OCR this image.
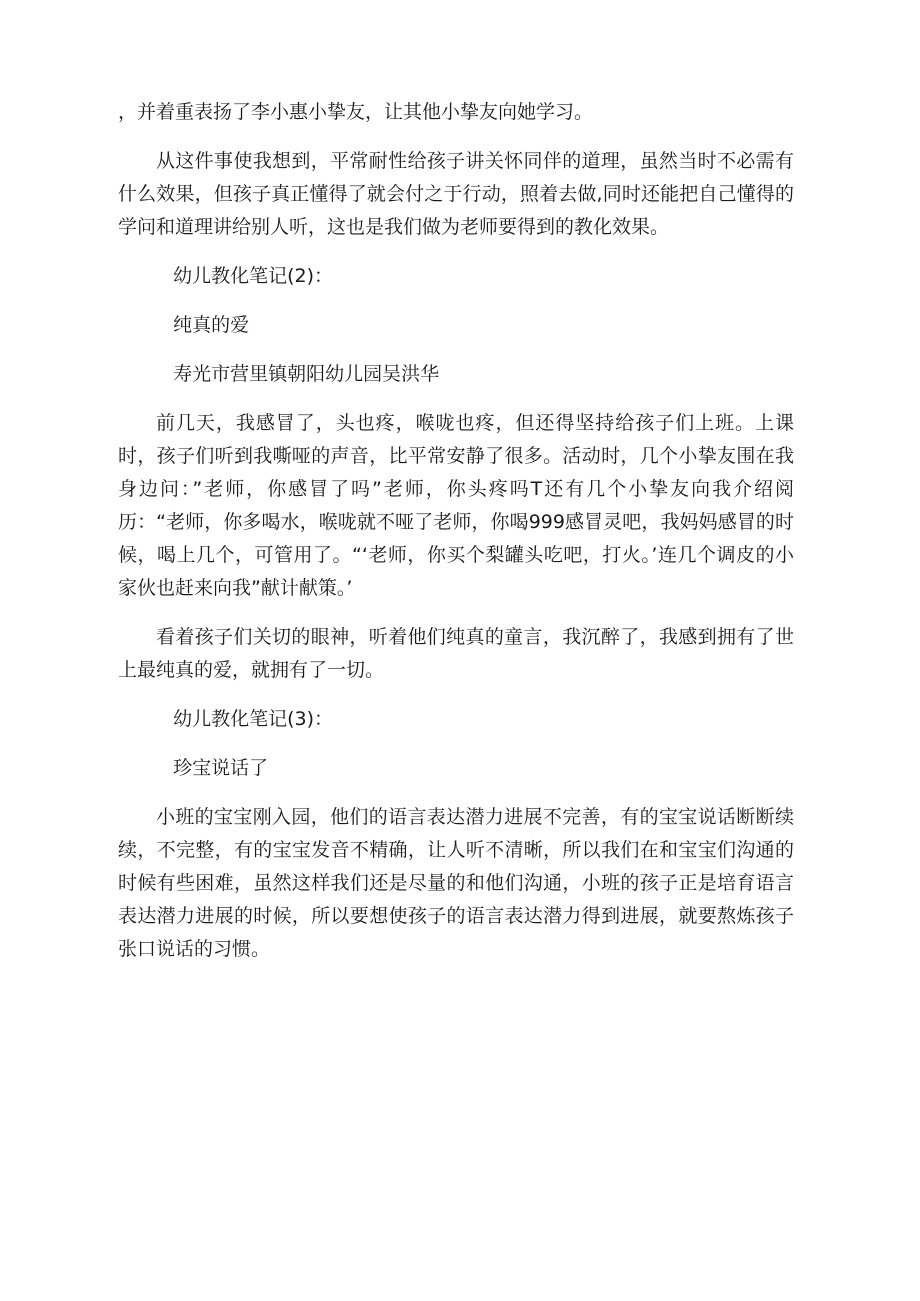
，并着重表扬了李小惠小挚友，让其他小挚友向她学习。

从这件事使我想到，平常耐性给孩子讲关怀同伴的道理，虽然当时不必需有什么效果，但孩子真正懂得了就会付之于行动，照着去做,同时还能把自己懂得的学问和道理讲给别人听，这也是我们做为老师要得到的教化效果。

幼儿教化笔记(2)：

纯真的爱

寿光市营里镇朝阳幼儿园吴洪华

前几天，我感冒了，头也疼，喉咙也疼，但还得坚持给孩子们上班。上课时，孩子们听到我嘶哑的声音，比平常安静了很多。活动时，几个小挚友围在我身边问：”老师，你感冒了吗”老师，你头疼吗T还有几个小挚友向我介绍阅历：“老师，你多喝水，喉咙就不哑了老师，你喝999感冒灵吧，我妈妈感冒的时候，喝上几个，可管用了。“‘老师，你买个梨罐头吃吧，打火。’连几个调皮的小家伙也赶来向我”献计献策。’

看着孩子们关切的眼神，听着他们纯真的童言，我沉醉了，我感到拥有了世上最纯真的爱，就拥有了一切。

幼儿教化笔记(3)：

珍宝说话了

小班的宝宝刚入园，他们的语言表达潜力进展不完善，有的宝宝说话断断续续，不完整，有的宝宝发音不精确，让人听不清晰，所以我们在和宝宝们沟通的时候有些困难，虽然这样我们还是尽量的和他们沟通，小班的孩子正是培育语言表达潜力进展的时候，所以要想使孩子的语言表达潜力得到进展，就要熬炼孩子张口说话的习惯。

|---|

## Work to be completed
Repeat each record exactly, with the pictures left out.

## Reply to the exercise
OCR this image.
，并着重表扬了李小惠小挚友，让其他小挚友向她学习。

从这件事使我想到，平常耐性给孩子讲关怀同伴的道理，虽然当时不必需有什么效果，但孩子真正懂得了就会付之于行动，照着去做,同时还能把自己懂得的学问和道理讲给别人听，这也是我们做为老师要得到的教化效果。

幼儿教化笔记(2)：

纯真的爱

寿光市营里镇朝阳幼儿园吴洪华

前几天，我感冒了，头也疼，喉咙也疼，但还得坚持给孩子们上班。上课时，孩子们听到我嘶哑的声音，比平常安静了很多。活动时，几个小挚友围在我身边问：”老师，你感冒了吗”老师，你头疼吗T还有几个小挚友向我介绍阅历：“老师，你多喝水，喉咙就不哑了老师，你喝999感冒灵吧，我妈妈感冒的时候，喝上几个，可管用了。“‘老师，你买个梨罐头吃吧，打火。’连几个调皮的小家伙也赶来向我”献计献策。’

看着孩子们关切的眼神，听着他们纯真的童言，我沉醉了，我感到拥有了世上最纯真的爱，就拥有了一切。

幼儿教化笔记(3)：

珍宝说话了

小班的宝宝刚入园，他们的语言表达潜力进展不完善，有的宝宝说话断断续续，不完整，有的宝宝发音不精确，让人听不清晰，所以我们在和宝宝们沟通的时候有些困难，虽然这样我们还是尽量的和他们沟通，小班的孩子正是培育语言表达潜力进展的时候，所以要想使孩子的语言表达潜力得到进展，就要熬炼孩子张口说话的习惯。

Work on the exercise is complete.